(Exercise goal) Transcribe the material verbatim in full; the pictures do not belong in the copy.

(Given records)
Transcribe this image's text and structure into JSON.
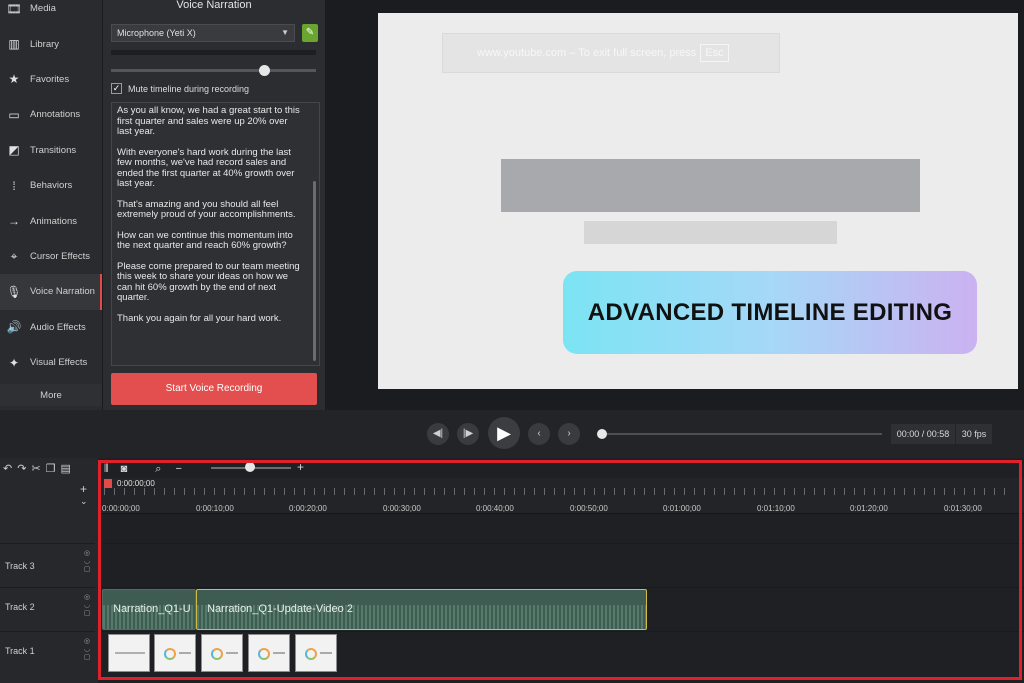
{
  "sidebar": {
    "items": [
      {
        "label": "Media",
        "icon": "film-icon"
      },
      {
        "label": "Library",
        "icon": "library-icon"
      },
      {
        "label": "Favorites",
        "icon": "star-icon"
      },
      {
        "label": "Annotations",
        "icon": "annotation-icon"
      },
      {
        "label": "Transitions",
        "icon": "transition-icon"
      },
      {
        "label": "Behaviors",
        "icon": "behavior-icon"
      },
      {
        "label": "Animations",
        "icon": "animation-icon"
      },
      {
        "label": "Cursor Effects",
        "icon": "cursor-icon"
      },
      {
        "label": "Voice Narration",
        "icon": "microphone-icon",
        "active": true
      },
      {
        "label": "Audio Effects",
        "icon": "speaker-icon"
      },
      {
        "label": "Visual Effects",
        "icon": "wand-icon"
      }
    ],
    "more_label": "More"
  },
  "narration": {
    "title": "Voice Narration",
    "mic_select": "Microphone (Yeti X)",
    "mute_label": "Mute timeline during recording",
    "mute_checked": true,
    "script_paragraphs": [
      "As you all know, we had a great start to this first quarter and sales were up 20% over last year.",
      "With everyone's hard work during the last few months, we've had record sales and ended the first quarter at 40% growth over last year.",
      "That's amazing and you should all feel extremely proud of your accomplishments.",
      "How can we continue this momentum into the next quarter and reach 60% growth?",
      "Please come prepared to our team meeting this week to share your ideas on how we can hit 60% growth by the end of next quarter.",
      "Thank you again for all your hard work."
    ],
    "record_button": "Start Voice Recording"
  },
  "preview": {
    "esc_text": "www.youtube.com – To exit full screen, press",
    "esc_key": "Esc",
    "badge": "ADVANCED TIMELINE EDITING"
  },
  "playback": {
    "time": "00:00 / 00:58",
    "fps": "30 fps"
  },
  "timeline": {
    "playhead_time": "0:00:00;00",
    "ticks": [
      "0:00:00;00",
      "0:00:10;00",
      "0:00:20;00",
      "0:00:30;00",
      "0:00:40;00",
      "0:00:50;00",
      "0:01:00;00",
      "0:01:10;00",
      "0:01:20;00",
      "0:01:30;00"
    ],
    "tracks": [
      {
        "label": "Track 3"
      },
      {
        "label": "Track 2"
      },
      {
        "label": "Track 1"
      }
    ],
    "clips": {
      "audio1": "Narration_Q1-U",
      "audio2": "Narration_Q1-Update-Video 2"
    }
  },
  "colors": {
    "accent": "#e34e4e",
    "frame": "#e0202b",
    "audio_clip": "#3f5c52",
    "selected_clip_border": "#d4b945"
  }
}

(Final answer)
Transcribe this image's text and structure into JSON.
{
  "sidebar": {
    "items": [
      {
        "label": "Media",
        "icon": "film-icon"
      },
      {
        "label": "Library",
        "icon": "library-icon"
      },
      {
        "label": "Favorites",
        "icon": "star-icon"
      },
      {
        "label": "Annotations",
        "icon": "annotation-icon"
      },
      {
        "label": "Transitions",
        "icon": "transition-icon"
      },
      {
        "label": "Behaviors",
        "icon": "behavior-icon"
      },
      {
        "label": "Animations",
        "icon": "animation-icon"
      },
      {
        "label": "Cursor Effects",
        "icon": "cursor-icon"
      },
      {
        "label": "Voice Narration",
        "icon": "microphone-icon",
        "active": true
      },
      {
        "label": "Audio Effects",
        "icon": "speaker-icon"
      },
      {
        "label": "Visual Effects",
        "icon": "wand-icon"
      }
    ],
    "more_label": "More"
  },
  "narration": {
    "title": "Voice Narration",
    "mic_select": "Microphone (Yeti X)",
    "mute_label": "Mute timeline during recording",
    "mute_checked": true,
    "script_paragraphs": [
      "As you all know, we had a great start to this first quarter and sales were up 20% over last year.",
      "With everyone's hard work during the last few months, we've had record sales and ended the first quarter at 40% growth over last year.",
      "That's amazing and you should all feel extremely proud of your accomplishments.",
      "How can we continue this momentum into the next quarter and reach 60% growth?",
      "Please come prepared to our team meeting this week to share your ideas on how we can hit 60% growth by the end of next quarter.",
      "Thank you again for all your hard work."
    ],
    "record_button": "Start Voice Recording"
  },
  "preview": {
    "esc_text": "www.youtube.com – To exit full screen, press",
    "esc_key": "Esc",
    "badge": "ADVANCED TIMELINE EDITING"
  },
  "playback": {
    "time": "00:00 / 00:58",
    "fps": "30 fps"
  },
  "timeline": {
    "playhead_time": "0:00:00;00",
    "ticks": [
      "0:00:00;00",
      "0:00:10;00",
      "0:00:20;00",
      "0:00:30;00",
      "0:00:40;00",
      "0:00:50;00",
      "0:01:00;00",
      "0:01:10;00",
      "0:01:20;00",
      "0:01:30;00"
    ],
    "tracks": [
      {
        "label": "Track 3"
      },
      {
        "label": "Track 2"
      },
      {
        "label": "Track 1"
      }
    ],
    "clips": {
      "audio1": "Narration_Q1-U",
      "audio2": "Narration_Q1-Update-Video 2"
    }
  },
  "colors": {
    "accent": "#e34e4e",
    "frame": "#e0202b",
    "audio_clip": "#3f5c52",
    "selected_clip_border": "#d4b945"
  }
}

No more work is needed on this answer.